- _Problem_: Print every entry, word for word, and skip the images.

(Stored records)
******

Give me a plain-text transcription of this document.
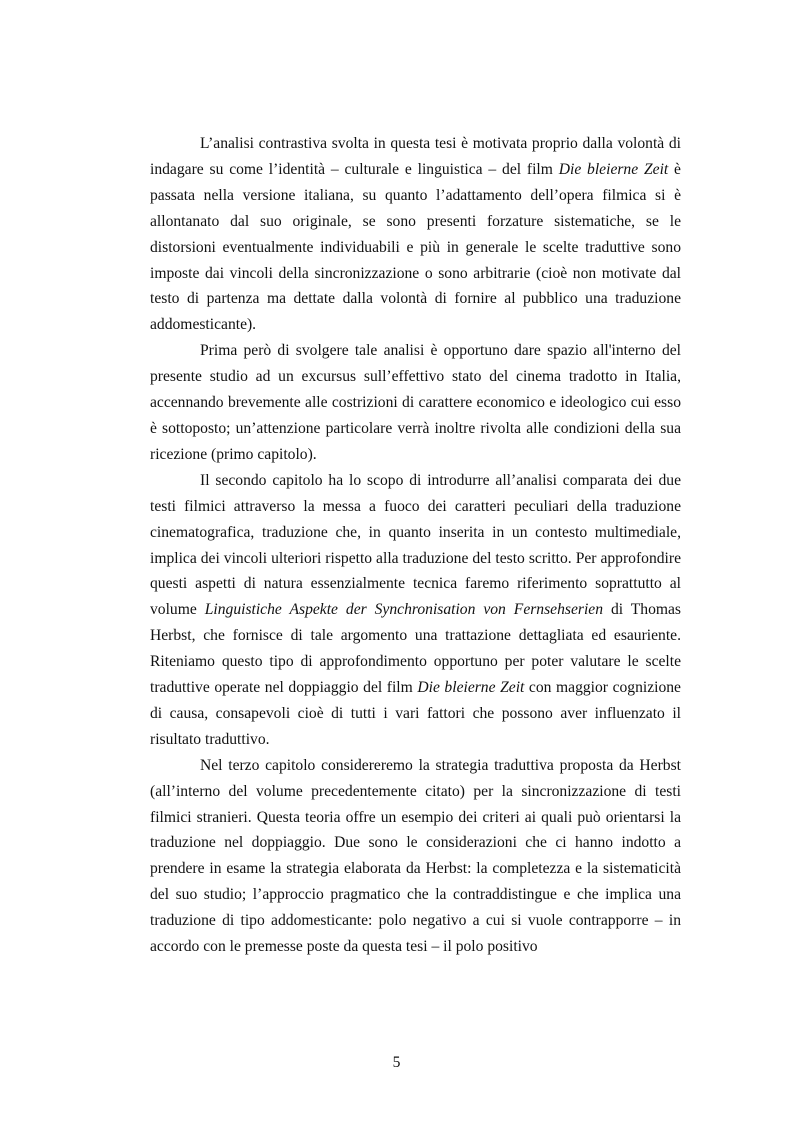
L’analisi contrastiva svolta in questa tesi è motivata proprio dalla volontà di indagare su come l’identità – culturale e linguistica – del film Die bleierne Zeit è passata nella versione italiana, su quanto l’adattamento dell’opera filmica si è allontanato dal suo originale, se sono presenti forzature sistematiche, se le distorsioni eventualmente individuabili e più in generale le scelte traduttive sono imposte dai vincoli della sincronizzazione o sono arbitrarie (cioè non motivate dal testo di partenza ma dettate dalla volontà di fornire al pubblico una traduzione addomesticante).

Prima però di svolgere tale analisi è opportuno dare spazio all'interno del presente studio ad un excursus sull’effettivo stato del cinema tradotto in Italia, accennando brevemente alle costrizioni di carattere economico e ideologico cui esso è sottoposto; un’attenzione particolare verrà inoltre rivolta alle condizioni della sua ricezione (primo capitolo).

Il secondo capitolo ha lo scopo di introdurre all’analisi comparata dei due testi filmici attraverso la messa a fuoco dei caratteri peculiari della traduzione cinematografica, traduzione che, in quanto inserita in un contesto multimediale, implica dei vincoli ulteriori rispetto alla traduzione del testo scritto. Per approfondire questi aspetti di natura essenzialmente tecnica faremo riferimento soprattutto al volume Linguistiche Aspekte der Synchronisation von Fernsehserien di Thomas Herbst, che fornisce di tale argomento una trattazione dettagliata ed esauriente. Riteniamo questo tipo di approfondimento opportuno per poter valutare le scelte traduttive operate nel doppiaggio del film Die bleierne Zeit con maggior cognizione di causa, consapevoli cioè di tutti i vari fattori che possono aver influenzato il risultato traduttivo.

Nel terzo capitolo considereremo la strategia traduttiva proposta da Herbst (all’interno del volume precedentemente citato) per la sincronizzazione di testi filmici stranieri. Questa teoria offre un esempio dei criteri ai quali può orientarsi la traduzione nel doppiaggio. Due sono le considerazioni che ci hanno indotto a prendere in esame la strategia elaborata da Herbst: la completezza e la sistematicità del suo studio; l’approccio pragmatico che la contraddistingue e che implica una traduzione di tipo addomesticante: polo negativo a cui si vuole contrapporre – in accordo con le premesse poste da questa tesi – il polo positivo

5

******

- _Result_:
Give me a plain-text transcription of this document.
L’analisi contrastiva svolta in questa tesi è motivata proprio dalla volontà di indagare su come l’identità – culturale e linguistica – del film Die bleierne Zeit è passata nella versione italiana, su quanto l’adattamento dell’opera filmica si è allontanato dal suo originale, se sono presenti forzature sistematiche, se le distorsioni eventualmente individuabili e più in generale le scelte traduttive sono imposte dai vincoli della sincronizzazione o sono arbitrarie (cioè non motivate dal testo di partenza ma dettate dalla volontà di fornire al pubblico una traduzione addomesticante).

Prima però di svolgere tale analisi è opportuno dare spazio all'interno del presente studio ad un excursus sull’effettivo stato del cinema tradotto in Italia, accennando brevemente alle costrizioni di carattere economico e ideologico cui esso è sottoposto; un’attenzione particolare verrà inoltre rivolta alle condizioni della sua ricezione (primo capitolo).

Il secondo capitolo ha lo scopo di introdurre all’analisi comparata dei due testi filmici attraverso la messa a fuoco dei caratteri peculiari della traduzione cinematografica, traduzione che, in quanto inserita in un contesto multimediale, implica dei vincoli ulteriori rispetto alla traduzione del testo scritto. Per approfondire questi aspetti di natura essenzialmente tecnica faremo riferimento soprattutto al volume Linguistiche Aspekte der Synchronisation von Fernsehserien di Thomas Herbst, che fornisce di tale argomento una trattazione dettagliata ed esauriente. Riteniamo questo tipo di approfondimento opportuno per poter valutare le scelte traduttive operate nel doppiaggio del film Die bleierne Zeit con maggior cognizione di causa, consapevoli cioè di tutti i vari fattori che possono aver influenzato il risultato traduttivo.

Nel terzo capitolo considereremo la strategia traduttiva proposta da Herbst (all’interno del volume precedentemente citato) per la sincronizzazione di testi filmici stranieri. Questa teoria offre un esempio dei criteri ai quali può orientarsi la traduzione nel doppiaggio. Due sono le considerazioni che ci hanno indotto a prendere in esame la strategia elaborata da Herbst: la completezza e la sistematicità del suo studio; l’approccio pragmatico che la contraddistingue e che implica una traduzione di tipo addomesticante: polo negativo a cui si vuole contrapporre – in accordo con le premesse poste da questa tesi – il polo positivo

5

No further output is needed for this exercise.